### WHAT YOU WILL DO
Below are records; state how many of their lines hold the word "ylabel", and give only the figure.
================================
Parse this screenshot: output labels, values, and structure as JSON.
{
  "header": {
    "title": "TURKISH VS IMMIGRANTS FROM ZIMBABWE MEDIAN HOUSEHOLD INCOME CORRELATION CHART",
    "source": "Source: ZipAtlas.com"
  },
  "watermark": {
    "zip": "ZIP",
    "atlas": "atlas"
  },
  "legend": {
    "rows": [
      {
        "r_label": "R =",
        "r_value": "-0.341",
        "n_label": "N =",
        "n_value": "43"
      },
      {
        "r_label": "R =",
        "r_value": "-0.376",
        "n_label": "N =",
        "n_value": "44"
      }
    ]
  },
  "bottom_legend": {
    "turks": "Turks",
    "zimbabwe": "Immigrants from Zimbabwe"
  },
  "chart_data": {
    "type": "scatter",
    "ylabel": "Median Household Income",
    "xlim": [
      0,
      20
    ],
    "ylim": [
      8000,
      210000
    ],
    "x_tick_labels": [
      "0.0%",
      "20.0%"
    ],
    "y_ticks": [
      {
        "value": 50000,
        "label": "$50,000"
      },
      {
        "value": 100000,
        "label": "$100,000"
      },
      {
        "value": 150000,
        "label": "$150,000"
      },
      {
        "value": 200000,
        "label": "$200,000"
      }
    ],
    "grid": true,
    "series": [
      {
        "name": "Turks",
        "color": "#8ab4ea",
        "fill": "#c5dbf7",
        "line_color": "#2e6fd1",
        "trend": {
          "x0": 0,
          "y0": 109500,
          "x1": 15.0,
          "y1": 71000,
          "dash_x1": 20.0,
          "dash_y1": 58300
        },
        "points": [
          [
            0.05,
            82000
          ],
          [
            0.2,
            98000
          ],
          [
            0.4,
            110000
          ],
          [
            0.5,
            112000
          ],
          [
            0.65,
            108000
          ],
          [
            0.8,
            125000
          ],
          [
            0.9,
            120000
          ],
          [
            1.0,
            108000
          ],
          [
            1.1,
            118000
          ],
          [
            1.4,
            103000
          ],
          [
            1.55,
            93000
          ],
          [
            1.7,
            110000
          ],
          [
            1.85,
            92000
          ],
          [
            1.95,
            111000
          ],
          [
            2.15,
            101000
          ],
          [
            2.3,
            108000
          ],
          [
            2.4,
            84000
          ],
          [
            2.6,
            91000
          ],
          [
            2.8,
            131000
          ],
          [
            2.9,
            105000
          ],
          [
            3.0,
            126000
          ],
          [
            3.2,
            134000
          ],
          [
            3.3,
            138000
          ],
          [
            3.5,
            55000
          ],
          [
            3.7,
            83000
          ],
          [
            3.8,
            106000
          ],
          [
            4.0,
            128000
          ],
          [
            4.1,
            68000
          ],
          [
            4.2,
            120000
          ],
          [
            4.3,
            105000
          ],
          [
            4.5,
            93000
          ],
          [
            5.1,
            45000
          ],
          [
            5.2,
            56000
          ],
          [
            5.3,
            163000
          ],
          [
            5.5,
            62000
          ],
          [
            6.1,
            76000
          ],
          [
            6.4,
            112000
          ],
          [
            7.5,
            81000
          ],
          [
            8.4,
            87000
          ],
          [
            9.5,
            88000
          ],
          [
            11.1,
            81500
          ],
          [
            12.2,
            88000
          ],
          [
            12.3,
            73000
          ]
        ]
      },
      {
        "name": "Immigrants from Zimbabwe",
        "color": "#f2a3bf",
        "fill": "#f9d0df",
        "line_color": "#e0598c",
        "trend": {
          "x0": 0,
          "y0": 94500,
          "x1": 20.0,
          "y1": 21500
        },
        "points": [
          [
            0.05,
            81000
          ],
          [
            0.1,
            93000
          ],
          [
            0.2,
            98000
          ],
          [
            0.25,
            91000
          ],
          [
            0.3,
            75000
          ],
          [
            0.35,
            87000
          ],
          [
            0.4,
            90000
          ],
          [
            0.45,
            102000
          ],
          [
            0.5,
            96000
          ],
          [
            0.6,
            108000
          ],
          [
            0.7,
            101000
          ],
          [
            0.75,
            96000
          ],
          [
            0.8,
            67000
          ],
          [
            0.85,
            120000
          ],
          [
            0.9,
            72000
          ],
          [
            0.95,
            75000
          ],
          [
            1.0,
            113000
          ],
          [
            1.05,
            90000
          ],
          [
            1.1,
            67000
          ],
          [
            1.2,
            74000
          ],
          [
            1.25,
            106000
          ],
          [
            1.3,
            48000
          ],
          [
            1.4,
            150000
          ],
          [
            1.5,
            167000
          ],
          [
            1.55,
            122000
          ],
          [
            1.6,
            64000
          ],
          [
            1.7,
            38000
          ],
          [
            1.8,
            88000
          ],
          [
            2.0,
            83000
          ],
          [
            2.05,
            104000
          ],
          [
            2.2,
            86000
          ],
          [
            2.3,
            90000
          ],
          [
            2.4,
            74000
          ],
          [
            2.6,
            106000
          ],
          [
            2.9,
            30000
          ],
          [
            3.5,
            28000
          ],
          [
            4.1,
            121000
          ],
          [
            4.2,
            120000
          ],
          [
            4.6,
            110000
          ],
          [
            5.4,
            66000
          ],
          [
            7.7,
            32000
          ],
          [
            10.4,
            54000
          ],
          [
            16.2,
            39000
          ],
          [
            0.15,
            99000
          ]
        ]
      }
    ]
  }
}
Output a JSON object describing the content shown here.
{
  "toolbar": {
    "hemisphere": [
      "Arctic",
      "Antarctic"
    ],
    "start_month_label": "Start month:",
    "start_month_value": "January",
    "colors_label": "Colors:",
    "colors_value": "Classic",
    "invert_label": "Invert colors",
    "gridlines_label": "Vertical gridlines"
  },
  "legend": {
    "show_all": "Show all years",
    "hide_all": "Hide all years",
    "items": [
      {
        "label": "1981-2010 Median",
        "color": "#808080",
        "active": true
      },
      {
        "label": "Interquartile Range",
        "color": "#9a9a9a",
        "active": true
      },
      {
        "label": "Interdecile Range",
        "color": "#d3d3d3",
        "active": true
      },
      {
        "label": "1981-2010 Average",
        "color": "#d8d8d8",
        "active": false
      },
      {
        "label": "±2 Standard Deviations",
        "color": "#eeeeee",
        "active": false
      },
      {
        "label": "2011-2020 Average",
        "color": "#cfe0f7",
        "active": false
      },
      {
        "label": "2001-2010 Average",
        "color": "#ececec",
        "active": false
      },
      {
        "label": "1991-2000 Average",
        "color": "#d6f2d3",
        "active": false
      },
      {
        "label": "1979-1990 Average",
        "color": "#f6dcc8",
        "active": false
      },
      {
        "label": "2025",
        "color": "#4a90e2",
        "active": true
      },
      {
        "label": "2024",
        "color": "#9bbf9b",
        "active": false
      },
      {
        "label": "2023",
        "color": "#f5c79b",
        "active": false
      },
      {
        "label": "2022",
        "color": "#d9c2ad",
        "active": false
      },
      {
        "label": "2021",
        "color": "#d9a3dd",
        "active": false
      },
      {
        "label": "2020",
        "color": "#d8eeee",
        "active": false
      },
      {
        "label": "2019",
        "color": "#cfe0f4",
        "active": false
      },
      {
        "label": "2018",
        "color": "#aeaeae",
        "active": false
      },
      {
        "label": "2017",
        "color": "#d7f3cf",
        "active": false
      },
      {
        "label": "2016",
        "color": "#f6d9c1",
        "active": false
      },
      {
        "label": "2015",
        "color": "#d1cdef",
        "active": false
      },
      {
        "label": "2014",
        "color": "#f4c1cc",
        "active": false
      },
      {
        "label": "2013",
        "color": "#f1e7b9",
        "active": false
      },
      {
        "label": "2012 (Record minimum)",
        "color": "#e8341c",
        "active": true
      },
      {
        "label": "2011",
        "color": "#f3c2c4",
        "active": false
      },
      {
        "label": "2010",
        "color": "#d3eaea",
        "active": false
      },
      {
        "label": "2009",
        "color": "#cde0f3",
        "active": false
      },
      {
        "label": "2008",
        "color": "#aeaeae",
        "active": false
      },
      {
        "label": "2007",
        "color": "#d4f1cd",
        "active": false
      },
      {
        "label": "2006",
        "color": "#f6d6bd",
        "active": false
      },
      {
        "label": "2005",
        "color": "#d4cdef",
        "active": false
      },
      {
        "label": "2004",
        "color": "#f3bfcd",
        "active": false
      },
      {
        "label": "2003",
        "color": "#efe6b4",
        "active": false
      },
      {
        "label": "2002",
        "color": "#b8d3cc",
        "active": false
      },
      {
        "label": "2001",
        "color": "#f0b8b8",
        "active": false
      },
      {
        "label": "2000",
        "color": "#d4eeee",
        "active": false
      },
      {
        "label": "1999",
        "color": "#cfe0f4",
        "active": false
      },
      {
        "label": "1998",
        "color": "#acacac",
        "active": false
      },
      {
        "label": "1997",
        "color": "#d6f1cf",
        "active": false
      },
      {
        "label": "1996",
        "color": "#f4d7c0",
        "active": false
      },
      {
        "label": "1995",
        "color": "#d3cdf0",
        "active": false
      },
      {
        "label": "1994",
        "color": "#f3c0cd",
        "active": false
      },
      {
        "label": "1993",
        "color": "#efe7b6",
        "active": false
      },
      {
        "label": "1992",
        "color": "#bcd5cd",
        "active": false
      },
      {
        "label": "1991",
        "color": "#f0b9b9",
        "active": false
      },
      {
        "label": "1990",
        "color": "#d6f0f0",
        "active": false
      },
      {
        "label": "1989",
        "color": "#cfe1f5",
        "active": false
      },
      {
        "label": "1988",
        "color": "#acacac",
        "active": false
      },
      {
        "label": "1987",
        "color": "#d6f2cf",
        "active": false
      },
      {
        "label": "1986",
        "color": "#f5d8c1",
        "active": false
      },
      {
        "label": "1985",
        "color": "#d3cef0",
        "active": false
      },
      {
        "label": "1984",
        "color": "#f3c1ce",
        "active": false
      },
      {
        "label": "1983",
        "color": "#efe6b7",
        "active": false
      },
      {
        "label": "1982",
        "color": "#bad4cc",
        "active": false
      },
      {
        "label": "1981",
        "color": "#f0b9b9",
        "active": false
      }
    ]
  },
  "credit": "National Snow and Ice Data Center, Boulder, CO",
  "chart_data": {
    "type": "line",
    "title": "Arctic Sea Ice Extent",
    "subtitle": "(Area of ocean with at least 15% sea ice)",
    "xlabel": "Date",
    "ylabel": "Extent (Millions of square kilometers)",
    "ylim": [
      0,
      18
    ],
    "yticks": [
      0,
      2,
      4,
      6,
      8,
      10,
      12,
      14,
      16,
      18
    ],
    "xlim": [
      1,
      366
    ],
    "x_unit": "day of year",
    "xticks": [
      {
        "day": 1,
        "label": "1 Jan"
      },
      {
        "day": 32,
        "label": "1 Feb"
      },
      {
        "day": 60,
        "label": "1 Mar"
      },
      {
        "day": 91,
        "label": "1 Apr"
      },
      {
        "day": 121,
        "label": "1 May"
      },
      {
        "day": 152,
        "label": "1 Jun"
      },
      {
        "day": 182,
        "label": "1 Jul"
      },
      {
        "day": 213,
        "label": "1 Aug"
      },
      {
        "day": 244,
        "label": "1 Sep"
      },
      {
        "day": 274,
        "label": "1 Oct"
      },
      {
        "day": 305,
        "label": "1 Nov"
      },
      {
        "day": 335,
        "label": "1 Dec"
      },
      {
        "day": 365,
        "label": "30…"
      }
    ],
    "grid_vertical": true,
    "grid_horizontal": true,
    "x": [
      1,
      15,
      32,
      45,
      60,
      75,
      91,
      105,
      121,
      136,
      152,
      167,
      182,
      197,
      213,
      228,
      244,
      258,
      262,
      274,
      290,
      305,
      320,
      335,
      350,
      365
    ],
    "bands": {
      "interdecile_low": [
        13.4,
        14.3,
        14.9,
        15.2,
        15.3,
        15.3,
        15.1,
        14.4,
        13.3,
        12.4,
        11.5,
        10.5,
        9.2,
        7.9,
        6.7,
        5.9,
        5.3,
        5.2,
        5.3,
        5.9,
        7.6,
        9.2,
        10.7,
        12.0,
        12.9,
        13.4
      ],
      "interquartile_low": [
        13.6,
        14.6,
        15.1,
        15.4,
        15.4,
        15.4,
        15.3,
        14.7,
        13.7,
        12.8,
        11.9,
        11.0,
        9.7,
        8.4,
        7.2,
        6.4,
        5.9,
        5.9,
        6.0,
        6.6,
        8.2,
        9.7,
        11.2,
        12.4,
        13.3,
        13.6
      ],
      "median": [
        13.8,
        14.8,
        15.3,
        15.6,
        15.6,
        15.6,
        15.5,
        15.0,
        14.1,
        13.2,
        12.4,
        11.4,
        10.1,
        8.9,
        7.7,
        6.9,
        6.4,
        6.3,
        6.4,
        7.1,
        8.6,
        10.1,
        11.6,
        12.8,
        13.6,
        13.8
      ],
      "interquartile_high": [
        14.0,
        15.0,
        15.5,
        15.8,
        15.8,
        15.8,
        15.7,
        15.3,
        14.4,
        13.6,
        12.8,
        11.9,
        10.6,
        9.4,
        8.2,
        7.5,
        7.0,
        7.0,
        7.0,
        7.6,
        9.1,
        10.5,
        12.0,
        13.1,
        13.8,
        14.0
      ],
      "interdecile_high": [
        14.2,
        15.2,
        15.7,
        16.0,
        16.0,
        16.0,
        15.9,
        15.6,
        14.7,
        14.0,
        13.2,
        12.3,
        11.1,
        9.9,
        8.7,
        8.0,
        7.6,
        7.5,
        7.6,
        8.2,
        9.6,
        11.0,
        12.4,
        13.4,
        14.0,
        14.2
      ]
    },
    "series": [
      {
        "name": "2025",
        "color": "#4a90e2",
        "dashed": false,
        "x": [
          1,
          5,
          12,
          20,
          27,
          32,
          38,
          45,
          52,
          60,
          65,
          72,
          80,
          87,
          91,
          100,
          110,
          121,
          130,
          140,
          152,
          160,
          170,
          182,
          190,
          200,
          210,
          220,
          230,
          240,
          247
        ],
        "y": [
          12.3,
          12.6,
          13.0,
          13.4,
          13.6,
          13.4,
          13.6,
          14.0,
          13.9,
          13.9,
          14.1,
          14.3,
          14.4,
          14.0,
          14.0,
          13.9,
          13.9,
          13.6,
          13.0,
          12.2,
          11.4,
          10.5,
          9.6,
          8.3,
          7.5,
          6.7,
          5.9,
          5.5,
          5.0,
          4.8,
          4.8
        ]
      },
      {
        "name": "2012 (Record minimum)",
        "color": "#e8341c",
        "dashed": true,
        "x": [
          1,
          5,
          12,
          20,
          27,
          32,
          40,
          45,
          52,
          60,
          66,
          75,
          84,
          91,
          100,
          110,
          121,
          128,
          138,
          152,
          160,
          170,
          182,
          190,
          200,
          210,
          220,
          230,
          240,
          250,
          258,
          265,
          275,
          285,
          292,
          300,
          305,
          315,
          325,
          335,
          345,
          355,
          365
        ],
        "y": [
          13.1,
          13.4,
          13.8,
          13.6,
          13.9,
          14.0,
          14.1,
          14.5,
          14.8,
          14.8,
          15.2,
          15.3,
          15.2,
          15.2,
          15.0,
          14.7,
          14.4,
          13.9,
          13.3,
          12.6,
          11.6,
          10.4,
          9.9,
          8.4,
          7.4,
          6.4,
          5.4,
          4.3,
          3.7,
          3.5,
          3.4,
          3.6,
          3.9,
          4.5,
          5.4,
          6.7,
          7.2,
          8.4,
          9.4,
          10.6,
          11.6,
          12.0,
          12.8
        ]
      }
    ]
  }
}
================================
### TASK RESULT
2